**Exercise:** In the entries below, find every line holding the string "Tabor" and collect it.

**Input material:**
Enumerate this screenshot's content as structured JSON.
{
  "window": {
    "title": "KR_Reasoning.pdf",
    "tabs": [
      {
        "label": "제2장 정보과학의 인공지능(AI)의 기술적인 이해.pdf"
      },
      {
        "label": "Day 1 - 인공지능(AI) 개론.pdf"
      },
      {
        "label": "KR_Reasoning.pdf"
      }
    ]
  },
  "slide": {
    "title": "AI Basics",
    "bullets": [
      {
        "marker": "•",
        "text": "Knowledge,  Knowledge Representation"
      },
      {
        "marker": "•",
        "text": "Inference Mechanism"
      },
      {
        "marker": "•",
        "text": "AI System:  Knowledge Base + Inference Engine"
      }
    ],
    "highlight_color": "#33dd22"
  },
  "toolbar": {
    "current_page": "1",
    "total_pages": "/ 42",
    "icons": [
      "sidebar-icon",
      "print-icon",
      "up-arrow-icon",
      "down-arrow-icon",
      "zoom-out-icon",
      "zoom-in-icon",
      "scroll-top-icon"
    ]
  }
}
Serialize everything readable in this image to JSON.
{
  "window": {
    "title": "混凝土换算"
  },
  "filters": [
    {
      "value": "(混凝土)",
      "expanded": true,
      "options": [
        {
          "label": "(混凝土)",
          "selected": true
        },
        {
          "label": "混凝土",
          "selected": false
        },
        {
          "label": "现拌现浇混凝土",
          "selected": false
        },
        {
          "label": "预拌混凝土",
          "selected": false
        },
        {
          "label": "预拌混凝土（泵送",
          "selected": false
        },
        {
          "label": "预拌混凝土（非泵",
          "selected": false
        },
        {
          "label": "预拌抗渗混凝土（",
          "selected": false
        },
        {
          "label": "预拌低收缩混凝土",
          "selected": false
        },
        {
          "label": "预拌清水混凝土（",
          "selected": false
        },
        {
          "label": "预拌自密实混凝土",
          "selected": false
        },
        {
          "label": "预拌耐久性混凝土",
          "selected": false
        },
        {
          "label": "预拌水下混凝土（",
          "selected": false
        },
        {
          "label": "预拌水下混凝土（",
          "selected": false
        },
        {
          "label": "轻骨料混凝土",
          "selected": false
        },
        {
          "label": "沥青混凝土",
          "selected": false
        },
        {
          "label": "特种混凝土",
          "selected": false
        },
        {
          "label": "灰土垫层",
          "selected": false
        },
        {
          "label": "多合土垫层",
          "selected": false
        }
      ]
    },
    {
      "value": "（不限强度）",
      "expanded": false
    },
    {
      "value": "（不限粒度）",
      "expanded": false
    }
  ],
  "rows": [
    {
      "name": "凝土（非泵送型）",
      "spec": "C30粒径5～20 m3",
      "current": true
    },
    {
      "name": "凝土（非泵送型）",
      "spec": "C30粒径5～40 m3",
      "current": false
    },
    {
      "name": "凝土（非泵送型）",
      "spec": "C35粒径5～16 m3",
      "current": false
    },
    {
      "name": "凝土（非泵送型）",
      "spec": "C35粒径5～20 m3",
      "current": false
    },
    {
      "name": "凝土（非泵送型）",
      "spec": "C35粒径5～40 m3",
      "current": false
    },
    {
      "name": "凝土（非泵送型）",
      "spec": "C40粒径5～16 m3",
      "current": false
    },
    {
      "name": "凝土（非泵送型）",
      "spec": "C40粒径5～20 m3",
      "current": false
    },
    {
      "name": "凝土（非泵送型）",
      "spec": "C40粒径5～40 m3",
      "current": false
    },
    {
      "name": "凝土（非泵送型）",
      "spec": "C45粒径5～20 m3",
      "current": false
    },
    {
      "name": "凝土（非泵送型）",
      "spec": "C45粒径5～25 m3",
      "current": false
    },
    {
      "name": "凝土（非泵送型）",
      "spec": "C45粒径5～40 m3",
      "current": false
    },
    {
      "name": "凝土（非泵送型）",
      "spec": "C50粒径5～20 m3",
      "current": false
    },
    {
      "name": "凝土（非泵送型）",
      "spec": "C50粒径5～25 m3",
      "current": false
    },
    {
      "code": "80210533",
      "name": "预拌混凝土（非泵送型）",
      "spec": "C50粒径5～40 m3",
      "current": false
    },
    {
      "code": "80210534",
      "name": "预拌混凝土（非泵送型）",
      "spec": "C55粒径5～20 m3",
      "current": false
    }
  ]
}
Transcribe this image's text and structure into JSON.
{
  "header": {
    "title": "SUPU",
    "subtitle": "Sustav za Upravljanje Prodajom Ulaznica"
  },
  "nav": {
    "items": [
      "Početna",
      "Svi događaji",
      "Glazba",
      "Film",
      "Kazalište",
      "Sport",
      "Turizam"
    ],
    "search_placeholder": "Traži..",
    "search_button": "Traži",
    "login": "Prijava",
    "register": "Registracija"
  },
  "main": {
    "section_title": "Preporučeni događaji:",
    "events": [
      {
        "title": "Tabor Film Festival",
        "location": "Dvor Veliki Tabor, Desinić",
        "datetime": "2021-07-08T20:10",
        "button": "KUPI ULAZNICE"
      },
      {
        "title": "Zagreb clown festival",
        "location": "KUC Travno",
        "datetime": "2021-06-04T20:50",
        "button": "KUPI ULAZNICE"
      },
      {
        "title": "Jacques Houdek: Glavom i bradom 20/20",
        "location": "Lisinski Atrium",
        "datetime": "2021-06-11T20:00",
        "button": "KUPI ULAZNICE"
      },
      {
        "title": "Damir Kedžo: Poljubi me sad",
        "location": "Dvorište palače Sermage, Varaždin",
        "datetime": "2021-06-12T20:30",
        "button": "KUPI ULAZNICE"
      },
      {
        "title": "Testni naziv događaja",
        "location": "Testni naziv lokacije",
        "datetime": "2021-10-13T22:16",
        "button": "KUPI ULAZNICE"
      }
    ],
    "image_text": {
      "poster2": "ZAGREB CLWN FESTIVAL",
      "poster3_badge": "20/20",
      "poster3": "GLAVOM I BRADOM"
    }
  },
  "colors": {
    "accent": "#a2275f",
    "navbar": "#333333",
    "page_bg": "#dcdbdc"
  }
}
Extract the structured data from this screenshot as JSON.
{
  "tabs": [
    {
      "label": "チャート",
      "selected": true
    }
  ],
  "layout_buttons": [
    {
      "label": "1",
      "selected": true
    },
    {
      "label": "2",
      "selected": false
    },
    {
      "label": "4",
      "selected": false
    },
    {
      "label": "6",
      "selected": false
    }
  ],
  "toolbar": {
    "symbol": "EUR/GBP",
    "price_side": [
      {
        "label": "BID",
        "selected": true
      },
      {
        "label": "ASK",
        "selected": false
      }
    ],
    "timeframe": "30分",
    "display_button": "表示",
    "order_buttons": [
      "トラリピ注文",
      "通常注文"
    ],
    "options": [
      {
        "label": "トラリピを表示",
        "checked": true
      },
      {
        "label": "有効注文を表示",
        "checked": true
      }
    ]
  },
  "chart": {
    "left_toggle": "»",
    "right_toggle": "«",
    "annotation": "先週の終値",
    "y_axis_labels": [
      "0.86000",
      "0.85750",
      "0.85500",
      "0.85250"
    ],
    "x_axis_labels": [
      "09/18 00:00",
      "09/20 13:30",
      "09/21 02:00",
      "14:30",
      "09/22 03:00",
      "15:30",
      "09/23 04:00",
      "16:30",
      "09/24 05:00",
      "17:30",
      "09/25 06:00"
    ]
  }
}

**Exercise answer:**
        "title": "Tabor Film Festival",
        "location": "Dvor Veliki Tabor, Desinić",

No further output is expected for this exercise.